
  2. Hi Jane,

    I so love reading your posts and for whatever reason, they frequently resonate with whatever is going on in my life. I can’t tell you the peace that they help bring – it’s great to know that there is a person on the same page with me. Lately, I have been watching Dr. Paul Dispenza lectures who does great work on showing the biology behind the way we think and perceive our reality, and why it’s hard to change bad habits. I tend to watch / consume these kinds of things when I’m seeking major changes in my life because they are instrumental in helping my mindset. When I’m home alone, listening to lectures, creating vision boards, meditating on what I want, etc. etc., it slips my mind that other people, while conscious or not, (mostly not,) are creating their reality too, and I must now come out of my bubble to accept that our realities will eventually meet up in ways that may be really uncomfortable, and the only choice I have (after sometimes cussing the person out in my mind and perhaps overreacting,) is clearly iterated in the serenity prayer. We are all such powerful creators, and we will cross paths with people who are creating something very different from us and it’s a great reminder that we have no control over them, and no control over the weather, but we do have a great deal of control over our perception of any of it. Again, I thank you for your posts – you are so grounded in your writing style and it really helps with my perspective, even to know someone is thinking and experiencing things similar to me. Keep up the great work, Jane – you are making a difference and helping people connect in a genuine and meaningful way, which is so important.

    Comment by kkapowski1967@outlook.com | May 24, 2015 | Reply

  3. Loved this piece. A life journey is affected by continous chosen moments. I always enjoy what you write.

■ Page segmentation data
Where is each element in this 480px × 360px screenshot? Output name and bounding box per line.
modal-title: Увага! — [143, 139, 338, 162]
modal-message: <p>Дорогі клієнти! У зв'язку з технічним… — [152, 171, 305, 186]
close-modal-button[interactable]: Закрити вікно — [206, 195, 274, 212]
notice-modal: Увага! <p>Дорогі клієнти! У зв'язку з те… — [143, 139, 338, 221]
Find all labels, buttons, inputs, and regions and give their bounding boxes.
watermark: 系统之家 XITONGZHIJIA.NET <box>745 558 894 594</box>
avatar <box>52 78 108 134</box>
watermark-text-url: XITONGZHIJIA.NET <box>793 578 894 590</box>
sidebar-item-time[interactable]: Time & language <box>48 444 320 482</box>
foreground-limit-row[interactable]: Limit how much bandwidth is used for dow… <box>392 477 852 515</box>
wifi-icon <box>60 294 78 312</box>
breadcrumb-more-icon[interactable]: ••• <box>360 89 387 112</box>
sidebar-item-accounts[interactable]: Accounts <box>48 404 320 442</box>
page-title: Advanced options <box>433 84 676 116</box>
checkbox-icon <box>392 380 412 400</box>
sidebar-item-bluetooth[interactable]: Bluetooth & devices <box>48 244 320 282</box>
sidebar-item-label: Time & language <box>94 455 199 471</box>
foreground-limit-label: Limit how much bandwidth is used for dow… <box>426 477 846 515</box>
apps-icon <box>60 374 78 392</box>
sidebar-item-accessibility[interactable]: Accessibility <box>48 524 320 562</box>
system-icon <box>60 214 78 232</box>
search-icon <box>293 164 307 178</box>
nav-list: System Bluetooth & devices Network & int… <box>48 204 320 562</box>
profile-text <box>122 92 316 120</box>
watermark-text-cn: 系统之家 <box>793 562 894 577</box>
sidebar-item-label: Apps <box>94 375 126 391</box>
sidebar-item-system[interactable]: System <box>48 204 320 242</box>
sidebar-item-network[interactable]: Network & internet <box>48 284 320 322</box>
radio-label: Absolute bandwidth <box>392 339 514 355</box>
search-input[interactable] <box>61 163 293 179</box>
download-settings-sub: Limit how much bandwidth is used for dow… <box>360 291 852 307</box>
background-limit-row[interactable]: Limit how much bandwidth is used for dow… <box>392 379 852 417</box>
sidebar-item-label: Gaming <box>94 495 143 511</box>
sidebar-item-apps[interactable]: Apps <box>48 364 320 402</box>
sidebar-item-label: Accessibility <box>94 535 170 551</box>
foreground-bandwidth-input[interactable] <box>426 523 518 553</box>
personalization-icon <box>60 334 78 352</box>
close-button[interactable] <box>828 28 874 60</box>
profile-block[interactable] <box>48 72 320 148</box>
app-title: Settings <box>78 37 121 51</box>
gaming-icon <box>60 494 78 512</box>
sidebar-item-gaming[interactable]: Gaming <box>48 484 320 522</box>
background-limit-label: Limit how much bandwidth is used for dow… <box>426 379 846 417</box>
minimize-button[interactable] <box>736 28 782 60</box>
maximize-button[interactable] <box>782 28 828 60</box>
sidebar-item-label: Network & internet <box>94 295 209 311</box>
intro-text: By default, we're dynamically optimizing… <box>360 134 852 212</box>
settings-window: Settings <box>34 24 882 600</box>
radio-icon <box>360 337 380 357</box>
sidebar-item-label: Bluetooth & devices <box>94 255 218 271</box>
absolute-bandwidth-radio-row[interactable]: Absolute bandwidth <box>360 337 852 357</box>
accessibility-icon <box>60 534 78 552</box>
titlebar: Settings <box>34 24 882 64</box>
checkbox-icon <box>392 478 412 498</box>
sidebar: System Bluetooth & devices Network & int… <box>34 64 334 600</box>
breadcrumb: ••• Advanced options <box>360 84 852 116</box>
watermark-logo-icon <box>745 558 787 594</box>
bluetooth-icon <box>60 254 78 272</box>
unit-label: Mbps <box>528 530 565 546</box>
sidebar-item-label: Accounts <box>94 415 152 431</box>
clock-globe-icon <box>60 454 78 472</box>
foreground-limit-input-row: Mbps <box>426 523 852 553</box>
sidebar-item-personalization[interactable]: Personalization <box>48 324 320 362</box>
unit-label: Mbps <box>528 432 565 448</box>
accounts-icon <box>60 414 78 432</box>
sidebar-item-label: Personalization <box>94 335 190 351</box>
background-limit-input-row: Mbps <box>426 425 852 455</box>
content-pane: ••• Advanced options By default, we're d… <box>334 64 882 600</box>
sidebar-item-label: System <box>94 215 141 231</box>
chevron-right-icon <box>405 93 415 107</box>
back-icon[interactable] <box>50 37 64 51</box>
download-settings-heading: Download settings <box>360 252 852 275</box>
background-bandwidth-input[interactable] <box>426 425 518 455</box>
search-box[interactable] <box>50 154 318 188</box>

■ WHAT YOU HAVE TO DO
Reproduce the blog comments in full, word for word.

■ RESPONSE TO THIS EXERCISE

  2. Hi Jane,

    I so love reading your posts and for whatever reason, they frequently resonate with whatever is going on in my life. I can’t tell you the peace that they help bring – it’s great to know that there is a person on the same page with me. Lately, I have been watching Dr. Paul Dispenza lectures who does great work on showing the biology behind the way we think and perceive our reality, and why it’s hard to change bad habits. I tend to watch / consume these kinds of things when I’m seeking major changes in my life because they are instrumental in helping my mindset. When I’m home alone, listening to lectures, creating vision boards, meditating on what I want, etc. etc., it slips my mind that other people, while conscious or not, (mostly not,) are creating their reality too, and I must now come out of my bubble to accept that our realities will eventually meet up in ways that may be really uncomfortable, and the only choice I have (after sometimes cussing the person out in my mind and perhaps overreacting,) is clearly iterated in the serenity prayer. We are all such powerful creators, and we will cross paths with people who are creating something very different from us and it’s a great reminder that we have no control over them, and no control over the weather, but we do have a great deal of control over our perception of any of it. Again, I thank you for your posts – you are so grounded in your writing style and it really helps with my perspective, even to know someone is thinking and experiencing things similar to me. Keep up the great work, Jane – you are making a difference and helping people connect in a genuine and meaningful way, which is so important.

    Comment by kkapowski1967@outlook.com | May 24, 2015 | Reply

  3. Loved this piece. A life journey is affected by continous chosen moments. I always enjoy what you write.